---------- SUPPLIED DATA ----------
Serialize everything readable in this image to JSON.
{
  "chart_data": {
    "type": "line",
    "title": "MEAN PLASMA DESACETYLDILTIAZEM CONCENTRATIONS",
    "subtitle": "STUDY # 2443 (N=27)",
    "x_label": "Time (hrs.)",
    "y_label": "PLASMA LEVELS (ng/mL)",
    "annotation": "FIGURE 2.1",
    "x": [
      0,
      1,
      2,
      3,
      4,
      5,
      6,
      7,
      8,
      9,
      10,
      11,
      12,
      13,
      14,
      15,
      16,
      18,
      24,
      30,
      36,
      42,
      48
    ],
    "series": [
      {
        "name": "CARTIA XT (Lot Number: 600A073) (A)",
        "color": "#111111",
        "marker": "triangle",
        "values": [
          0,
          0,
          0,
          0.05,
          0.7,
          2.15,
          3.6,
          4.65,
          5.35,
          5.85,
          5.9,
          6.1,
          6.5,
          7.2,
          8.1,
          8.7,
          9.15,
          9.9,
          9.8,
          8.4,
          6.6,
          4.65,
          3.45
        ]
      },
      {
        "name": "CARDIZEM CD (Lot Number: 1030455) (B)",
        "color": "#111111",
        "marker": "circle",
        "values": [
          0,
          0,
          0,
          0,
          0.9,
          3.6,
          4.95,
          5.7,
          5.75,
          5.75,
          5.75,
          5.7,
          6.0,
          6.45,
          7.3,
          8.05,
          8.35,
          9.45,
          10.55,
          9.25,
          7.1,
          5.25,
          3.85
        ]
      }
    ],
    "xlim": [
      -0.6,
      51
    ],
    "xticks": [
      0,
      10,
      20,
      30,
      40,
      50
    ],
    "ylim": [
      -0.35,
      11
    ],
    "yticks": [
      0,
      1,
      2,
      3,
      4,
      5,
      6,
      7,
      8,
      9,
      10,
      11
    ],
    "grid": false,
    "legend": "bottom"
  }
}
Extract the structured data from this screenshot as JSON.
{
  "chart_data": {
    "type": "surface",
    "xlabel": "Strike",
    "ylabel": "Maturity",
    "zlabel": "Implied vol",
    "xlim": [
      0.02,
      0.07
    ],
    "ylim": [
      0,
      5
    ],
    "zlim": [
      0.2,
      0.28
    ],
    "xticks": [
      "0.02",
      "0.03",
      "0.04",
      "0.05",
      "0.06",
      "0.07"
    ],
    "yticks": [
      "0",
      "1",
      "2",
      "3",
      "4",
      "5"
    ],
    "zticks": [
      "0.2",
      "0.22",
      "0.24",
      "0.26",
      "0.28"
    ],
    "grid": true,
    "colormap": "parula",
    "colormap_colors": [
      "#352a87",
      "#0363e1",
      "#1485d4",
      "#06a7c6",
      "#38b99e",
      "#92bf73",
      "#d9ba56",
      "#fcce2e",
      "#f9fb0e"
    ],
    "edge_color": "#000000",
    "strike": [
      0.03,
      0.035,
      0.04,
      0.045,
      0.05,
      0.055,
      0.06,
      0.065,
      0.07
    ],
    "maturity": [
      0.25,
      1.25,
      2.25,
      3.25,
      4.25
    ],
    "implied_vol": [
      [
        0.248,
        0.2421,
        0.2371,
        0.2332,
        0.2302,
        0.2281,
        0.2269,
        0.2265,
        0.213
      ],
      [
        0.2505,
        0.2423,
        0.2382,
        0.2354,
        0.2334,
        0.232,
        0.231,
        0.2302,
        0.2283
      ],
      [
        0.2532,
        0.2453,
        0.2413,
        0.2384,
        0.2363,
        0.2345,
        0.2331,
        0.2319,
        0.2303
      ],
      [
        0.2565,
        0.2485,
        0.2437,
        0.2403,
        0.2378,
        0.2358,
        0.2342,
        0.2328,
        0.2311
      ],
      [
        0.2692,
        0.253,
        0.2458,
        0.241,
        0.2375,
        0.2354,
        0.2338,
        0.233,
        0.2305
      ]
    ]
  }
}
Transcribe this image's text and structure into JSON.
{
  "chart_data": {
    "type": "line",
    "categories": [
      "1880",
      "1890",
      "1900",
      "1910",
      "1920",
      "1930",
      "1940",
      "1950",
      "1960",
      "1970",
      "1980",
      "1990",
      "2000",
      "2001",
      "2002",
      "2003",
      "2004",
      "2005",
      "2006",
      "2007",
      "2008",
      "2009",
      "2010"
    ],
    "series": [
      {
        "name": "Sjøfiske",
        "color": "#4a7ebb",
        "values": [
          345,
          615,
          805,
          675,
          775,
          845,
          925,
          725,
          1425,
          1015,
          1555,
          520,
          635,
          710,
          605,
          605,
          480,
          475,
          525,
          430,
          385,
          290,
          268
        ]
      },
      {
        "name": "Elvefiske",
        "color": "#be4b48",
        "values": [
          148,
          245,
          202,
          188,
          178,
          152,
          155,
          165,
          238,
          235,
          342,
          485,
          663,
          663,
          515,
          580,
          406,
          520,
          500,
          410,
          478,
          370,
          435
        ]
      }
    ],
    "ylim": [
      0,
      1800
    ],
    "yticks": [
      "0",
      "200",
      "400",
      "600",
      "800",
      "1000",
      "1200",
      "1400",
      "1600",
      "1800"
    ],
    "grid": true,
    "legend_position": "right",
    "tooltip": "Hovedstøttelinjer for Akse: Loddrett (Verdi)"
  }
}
----------
*YOUR GOAL:* Reproduce the complete data exactly as presented above.

*SOLUTION TO THIS PROBLEM:*
Serialize everything readable in this image to JSON.
{
  "chart_data": {
    "type": "line",
    "title": "MEAN PLASMA DESACETYLDILTIAZEM CONCENTRATIONS",
    "subtitle": "STUDY # 2443 (N=27)",
    "x_label": "Time (hrs.)",
    "y_label": "PLASMA LEVELS (ng/mL)",
    "annotation": "FIGURE 2.1",
    "x": [
      0,
      1,
      2,
      3,
      4,
      5,
      6,
      7,
      8,
      9,
      10,
      11,
      12,
      13,
      14,
      15,
      16,
      18,
      24,
      30,
      36,
      42,
      48
    ],
    "series": [
      {
        "name": "CARTIA XT (Lot Number: 600A073) (A)",
        "color": "#111111",
        "marker": "triangle",
        "values": [
          0,
          0,
          0,
          0.05,
          0.7,
          2.15,
          3.6,
          4.65,
          5.35,
          5.85,
          5.9,
          6.1,
          6.5,
          7.2,
          8.1,
          8.7,
          9.15,
          9.9,
          9.8,
          8.4,
          6.6,
          4.65,
          3.45
        ]
      },
      {
        "name": "CARDIZEM CD (Lot Number: 1030455) (B)",
        "color": "#111111",
        "marker": "circle",
        "values": [
          0,
          0,
          0,
          0,
          0.9,
          3.6,
          4.95,
          5.7,
          5.75,
          5.75,
          5.75,
          5.7,
          6.0,
          6.45,
          7.3,
          8.05,
          8.35,
          9.45,
          10.55,
          9.25,
          7.1,
          5.25,
          3.85
        ]
      }
    ],
    "xlim": [
      -0.6,
      51
    ],
    "xticks": [
      0,
      10,
      20,
      30,
      40,
      50
    ],
    "ylim": [
      -0.35,
      11
    ],
    "yticks": [
      0,
      1,
      2,
      3,
      4,
      5,
      6,
      7,
      8,
      9,
      10,
      11
    ],
    "grid": false,
    "legend": "bottom"
  }
}
Extract the structured data from this screenshot as JSON.
{
  "chart_data": {
    "type": "surface",
    "xlabel": "Strike",
    "ylabel": "Maturity",
    "zlabel": "Implied vol",
    "xlim": [
      0.02,
      0.07
    ],
    "ylim": [
      0,
      5
    ],
    "zlim": [
      0.2,
      0.28
    ],
    "xticks": [
      "0.02",
      "0.03",
      "0.04",
      "0.05",
      "0.06",
      "0.07"
    ],
    "yticks": [
      "0",
      "1",
      "2",
      "3",
      "4",
      "5"
    ],
    "zticks": [
      "0.2",
      "0.22",
      "0.24",
      "0.26",
      "0.28"
    ],
    "grid": true,
    "colormap": "parula",
    "colormap_colors": [
      "#352a87",
      "#0363e1",
      "#1485d4",
      "#06a7c6",
      "#38b99e",
      "#92bf73",
      "#d9ba56",
      "#fcce2e",
      "#f9fb0e"
    ],
    "edge_color": "#000000",
    "strike": [
      0.03,
      0.035,
      0.04,
      0.045,
      0.05,
      0.055,
      0.06,
      0.065,
      0.07
    ],
    "maturity": [
      0.25,
      1.25,
      2.25,
      3.25,
      4.25
    ],
    "implied_vol": [
      [
        0.248,
        0.2421,
        0.2371,
        0.2332,
        0.2302,
        0.2281,
        0.2269,
        0.2265,
        0.213
      ],
      [
        0.2505,
        0.2423,
        0.2382,
        0.2354,
        0.2334,
        0.232,
        0.231,
        0.2302,
        0.2283
      ],
      [
        0.2532,
        0.2453,
        0.2413,
        0.2384,
        0.2363,
        0.2345,
        0.2331,
        0.2319,
        0.2303
      ],
      [
        0.2565,
        0.2485,
        0.2437,
        0.2403,
        0.2378,
        0.2358,
        0.2342,
        0.2328,
        0.2311
      ],
      [
        0.2692,
        0.253,
        0.2458,
        0.241,
        0.2375,
        0.2354,
        0.2338,
        0.233,
        0.2305
      ]
    ]
  }
}
Transcribe this image's text and structure into JSON.
{
  "chart_data": {
    "type": "line",
    "categories": [
      "1880",
      "1890",
      "1900",
      "1910",
      "1920",
      "1930",
      "1940",
      "1950",
      "1960",
      "1970",
      "1980",
      "1990",
      "2000",
      "2001",
      "2002",
      "2003",
      "2004",
      "2005",
      "2006",
      "2007",
      "2008",
      "2009",
      "2010"
    ],
    "series": [
      {
        "name": "Sjøfiske",
        "color": "#4a7ebb",
        "values": [
          345,
          615,
          805,
          675,
          775,
          845,
          925,
          725,
          1425,
          1015,
          1555,
          520,
          635,
          710,
          605,
          605,
          480,
          475,
          525,
          430,
          385,
          290,
          268
        ]
      },
      {
        "name": "Elvefiske",
        "color": "#be4b48",
        "values": [
          148,
          245,
          202,
          188,
          178,
          152,
          155,
          165,
          238,
          235,
          342,
          485,
          663,
          663,
          515,
          580,
          406,
          520,
          500,
          410,
          478,
          370,
          435
        ]
      }
    ],
    "ylim": [
      0,
      1800
    ],
    "yticks": [
      "0",
      "200",
      "400",
      "600",
      "800",
      "1000",
      "1200",
      "1400",
      "1600",
      "1800"
    ],
    "grid": true,
    "legend_position": "right",
    "tooltip": "Hovedstøttelinjer for Akse: Loddrett (Verdi)"
  }
}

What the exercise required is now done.